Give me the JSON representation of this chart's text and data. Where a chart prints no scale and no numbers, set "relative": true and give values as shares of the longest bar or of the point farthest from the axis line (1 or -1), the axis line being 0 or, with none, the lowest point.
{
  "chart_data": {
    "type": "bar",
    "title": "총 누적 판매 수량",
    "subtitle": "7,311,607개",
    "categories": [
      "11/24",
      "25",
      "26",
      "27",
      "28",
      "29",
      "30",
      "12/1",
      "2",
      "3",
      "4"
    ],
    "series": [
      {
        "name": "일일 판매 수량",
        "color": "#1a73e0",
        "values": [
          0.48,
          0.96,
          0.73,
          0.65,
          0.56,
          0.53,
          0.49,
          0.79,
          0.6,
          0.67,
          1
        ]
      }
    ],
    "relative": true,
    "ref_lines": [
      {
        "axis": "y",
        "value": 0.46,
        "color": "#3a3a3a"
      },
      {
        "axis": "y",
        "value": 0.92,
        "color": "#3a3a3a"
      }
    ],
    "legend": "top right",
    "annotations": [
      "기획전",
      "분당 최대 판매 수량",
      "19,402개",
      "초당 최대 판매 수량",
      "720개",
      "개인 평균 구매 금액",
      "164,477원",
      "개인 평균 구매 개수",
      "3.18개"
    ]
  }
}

*WHAT THE EXERCISE ASKS:* Reproduce the full listing above, character for character.

*REPLY:*
Give me the JSON representation of this chart's text and data. Where a chart prints no scale and no numbers, set "relative": true and give values as shares of the longest bar or of the point farthest from the axis line (1 or -1), the axis line being 0 or, with none, the lowest point.
{
  "chart_data": {
    "type": "bar",
    "title": "총 누적 판매 수량",
    "subtitle": "7,311,607개",
    "categories": [
      "11/24",
      "25",
      "26",
      "27",
      "28",
      "29",
      "30",
      "12/1",
      "2",
      "3",
      "4"
    ],
    "series": [
      {
        "name": "일일 판매 수량",
        "color": "#1a73e0",
        "values": [
          0.48,
          0.96,
          0.73,
          0.65,
          0.56,
          0.53,
          0.49,
          0.79,
          0.6,
          0.67,
          1
        ]
      }
    ],
    "relative": true,
    "ref_lines": [
      {
        "axis": "y",
        "value": 0.46,
        "color": "#3a3a3a"
      },
      {
        "axis": "y",
        "value": 0.92,
        "color": "#3a3a3a"
      }
    ],
    "legend": "top right",
    "annotations": [
      "기획전",
      "분당 최대 판매 수량",
      "19,402개",
      "초당 최대 판매 수량",
      "720개",
      "개인 평균 구매 금액",
      "164,477원",
      "개인 평균 구매 개수",
      "3.18개"
    ]
  }
}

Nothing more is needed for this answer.